Dataset rows describing interfaces:
╔══

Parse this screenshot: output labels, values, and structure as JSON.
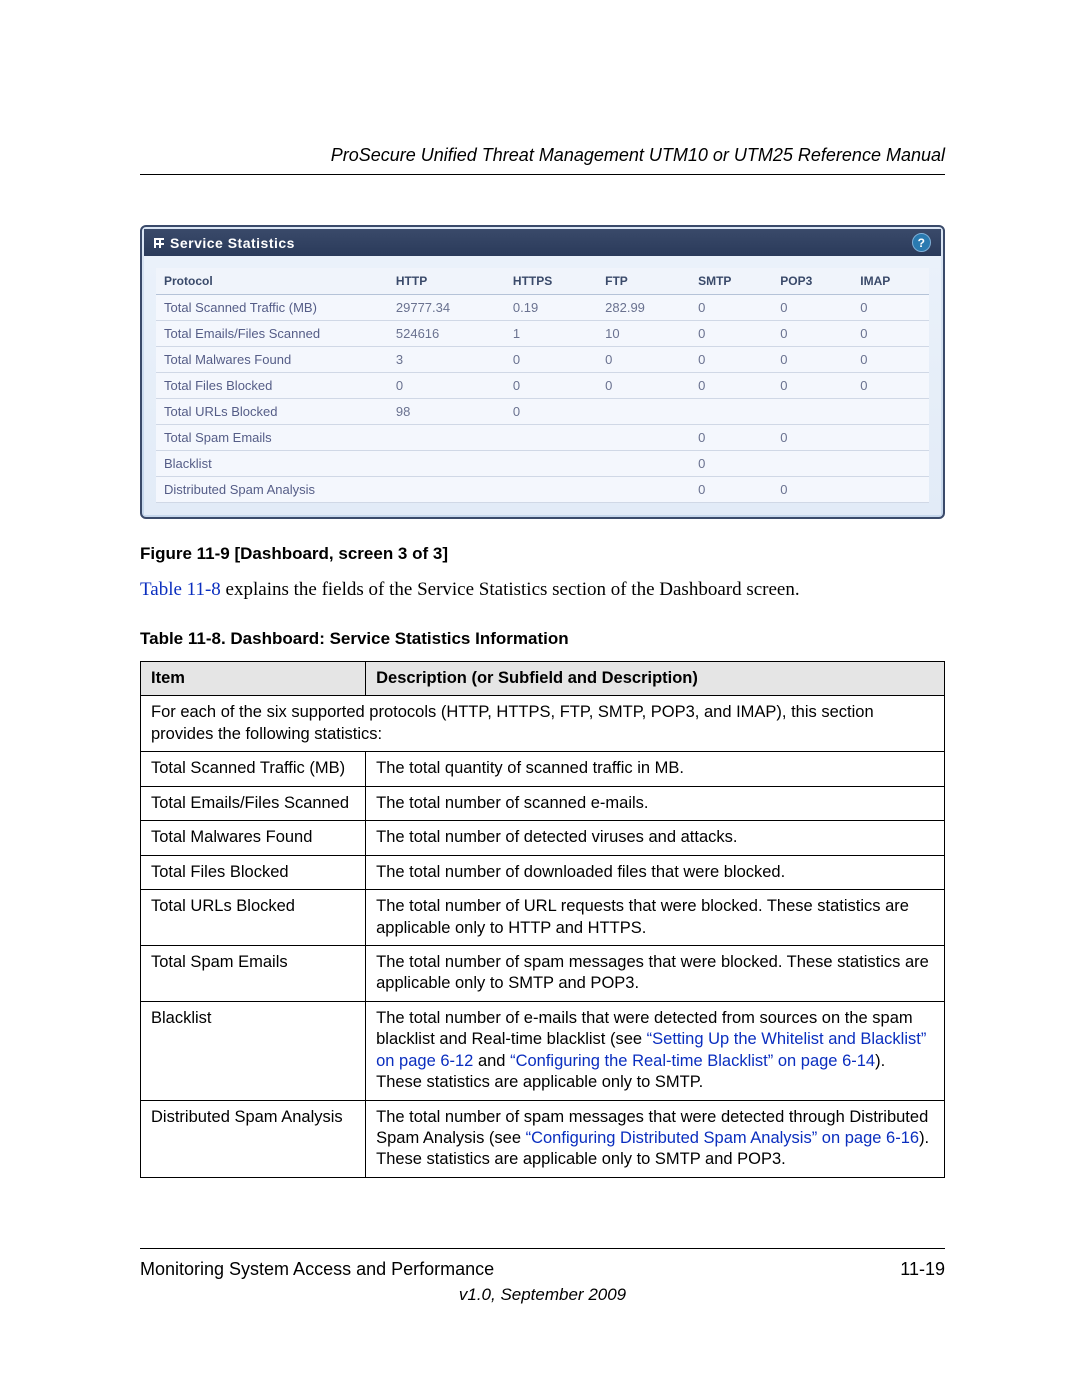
{
  "header": {
    "title": "ProSecure Unified Threat Management UTM10 or UTM25 Reference Manual"
  },
  "screenshot": {
    "panel_title": "Service Statistics",
    "table": {
      "headers": [
        "Protocol",
        "HTTP",
        "HTTPS",
        "FTP",
        "SMTP",
        "POP3",
        "IMAP"
      ],
      "rows": [
        {
          "label": "Total Scanned Traffic (MB)",
          "cells": [
            "29777.34",
            "0.19",
            "282.99",
            "0",
            "0",
            "0"
          ]
        },
        {
          "label": "Total Emails/Files Scanned",
          "cells": [
            "524616",
            "1",
            "10",
            "0",
            "0",
            "0"
          ]
        },
        {
          "label": "Total Malwares Found",
          "cells": [
            "3",
            "0",
            "0",
            "0",
            "0",
            "0"
          ]
        },
        {
          "label": "Total Files Blocked",
          "cells": [
            "0",
            "0",
            "0",
            "0",
            "0",
            "0"
          ]
        },
        {
          "label": "Total URLs Blocked",
          "cells": [
            "98",
            "0",
            "",
            "",
            "",
            ""
          ]
        },
        {
          "label": "Total Spam Emails",
          "cells": [
            "",
            "",
            "",
            "0",
            "0",
            ""
          ]
        },
        {
          "label": "Blacklist",
          "cells": [
            "",
            "",
            "",
            "0",
            "",
            ""
          ]
        },
        {
          "label": "Distributed Spam Analysis",
          "cells": [
            "",
            "",
            "",
            "0",
            "0",
            ""
          ]
        }
      ]
    }
  },
  "figure_caption": "Figure 11-9 [Dashboard, screen 3 of 3]",
  "body": {
    "link": "Table 11-8",
    "rest": " explains the fields of the Service Statistics section of the Dashboard screen."
  },
  "defs_caption": "Table 11-8. Dashboard: Service Statistics Information",
  "defs": {
    "head_item": "Item",
    "head_desc": "Description (or Subfield and Description)",
    "intro": "For each of the six supported protocols (HTTP, HTTPS, FTP, SMTP, POP3, and IMAP), this section provides the following statistics:",
    "rows": [
      {
        "item": "Total Scanned Traffic (MB)",
        "desc": "The total quantity of scanned traffic in MB."
      },
      {
        "item": "Total Emails/Files Scanned",
        "desc": "The total number of scanned e-mails."
      },
      {
        "item": "Total Malwares Found",
        "desc": "The total number of detected viruses and attacks."
      },
      {
        "item": "Total Files Blocked",
        "desc": "The total number of downloaded files that were blocked."
      },
      {
        "item": "Total URLs Blocked",
        "desc": "The total number of URL requests that were blocked. These statistics are applicable only to HTTP and HTTPS."
      },
      {
        "item": "Total Spam Emails",
        "desc": "The total number of spam messages that were blocked. These statistics are applicable only to SMTP and POP3."
      }
    ],
    "blacklist": {
      "item": "Blacklist",
      "pre": "The total number of e-mails that were detected from sources on the spam blacklist and Real-time blacklist (see ",
      "link1": "“Setting Up the Whitelist and Blacklist” on page 6-12",
      "mid": " and ",
      "link2": "“Configuring the Real-time Blacklist” on page 6-14",
      "post": "). These statistics are applicable only to SMTP."
    },
    "dsa": {
      "item": "Distributed Spam Analysis",
      "pre": "The total number of spam messages that were detected through Distributed Spam Analysis (see ",
      "link": "“Configuring Distributed Spam Analysis” on page 6-16",
      "post": "). These statistics are applicable only to SMTP and POP3."
    }
  },
  "footer": {
    "left": "Monitoring System Access and Performance",
    "right": "11-19",
    "version": "v1.0, September 2009"
  }
}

╚══

- WHAT IS NEEDED
Write out all the records exactly, omitting the images.

- SOLUTION TO THE PROBLEM
Parse this screenshot: output labels, values, and structure as JSON.
{
  "header": {
    "title": "ProSecure Unified Threat Management UTM10 or UTM25 Reference Manual"
  },
  "screenshot": {
    "panel_title": "Service Statistics",
    "table": {
      "headers": [
        "Protocol",
        "HTTP",
        "HTTPS",
        "FTP",
        "SMTP",
        "POP3",
        "IMAP"
      ],
      "rows": [
        {
          "label": "Total Scanned Traffic (MB)",
          "cells": [
            "29777.34",
            "0.19",
            "282.99",
            "0",
            "0",
            "0"
          ]
        },
        {
          "label": "Total Emails/Files Scanned",
          "cells": [
            "524616",
            "1",
            "10",
            "0",
            "0",
            "0"
          ]
        },
        {
          "label": "Total Malwares Found",
          "cells": [
            "3",
            "0",
            "0",
            "0",
            "0",
            "0"
          ]
        },
        {
          "label": "Total Files Blocked",
          "cells": [
            "0",
            "0",
            "0",
            "0",
            "0",
            "0"
          ]
        },
        {
          "label": "Total URLs Blocked",
          "cells": [
            "98",
            "0",
            "",
            "",
            "",
            ""
          ]
        },
        {
          "label": "Total Spam Emails",
          "cells": [
            "",
            "",
            "",
            "0",
            "0",
            ""
          ]
        },
        {
          "label": "Blacklist",
          "cells": [
            "",
            "",
            "",
            "0",
            "",
            ""
          ]
        },
        {
          "label": "Distributed Spam Analysis",
          "cells": [
            "",
            "",
            "",
            "0",
            "0",
            ""
          ]
        }
      ]
    }
  },
  "figure_caption": "Figure 11-9 [Dashboard, screen 3 of 3]",
  "body": {
    "link": "Table 11-8",
    "rest": " explains the fields of the Service Statistics section of the Dashboard screen."
  },
  "defs_caption": "Table 11-8. Dashboard: Service Statistics Information",
  "defs": {
    "head_item": "Item",
    "head_desc": "Description (or Subfield and Description)",
    "intro": "For each of the six supported protocols (HTTP, HTTPS, FTP, SMTP, POP3, and IMAP), this section provides the following statistics:",
    "rows": [
      {
        "item": "Total Scanned Traffic (MB)",
        "desc": "The total quantity of scanned traffic in MB."
      },
      {
        "item": "Total Emails/Files Scanned",
        "desc": "The total number of scanned e-mails."
      },
      {
        "item": "Total Malwares Found",
        "desc": "The total number of detected viruses and attacks."
      },
      {
        "item": "Total Files Blocked",
        "desc": "The total number of downloaded files that were blocked."
      },
      {
        "item": "Total URLs Blocked",
        "desc": "The total number of URL requests that were blocked. These statistics are applicable only to HTTP and HTTPS."
      },
      {
        "item": "Total Spam Emails",
        "desc": "The total number of spam messages that were blocked. These statistics are applicable only to SMTP and POP3."
      }
    ],
    "blacklist": {
      "item": "Blacklist",
      "pre": "The total number of e-mails that were detected from sources on the spam blacklist and Real-time blacklist (see ",
      "link1": "“Setting Up the Whitelist and Blacklist” on page 6-12",
      "mid": " and ",
      "link2": "“Configuring the Real-time Blacklist” on page 6-14",
      "post": "). These statistics are applicable only to SMTP."
    },
    "dsa": {
      "item": "Distributed Spam Analysis",
      "pre": "The total number of spam messages that were detected through Distributed Spam Analysis (see ",
      "link": "“Configuring Distributed Spam Analysis” on page 6-16",
      "post": "). These statistics are applicable only to SMTP and POP3."
    }
  },
  "footer": {
    "left": "Monitoring System Access and Performance",
    "right": "11-19",
    "version": "v1.0, September 2009"
  }
}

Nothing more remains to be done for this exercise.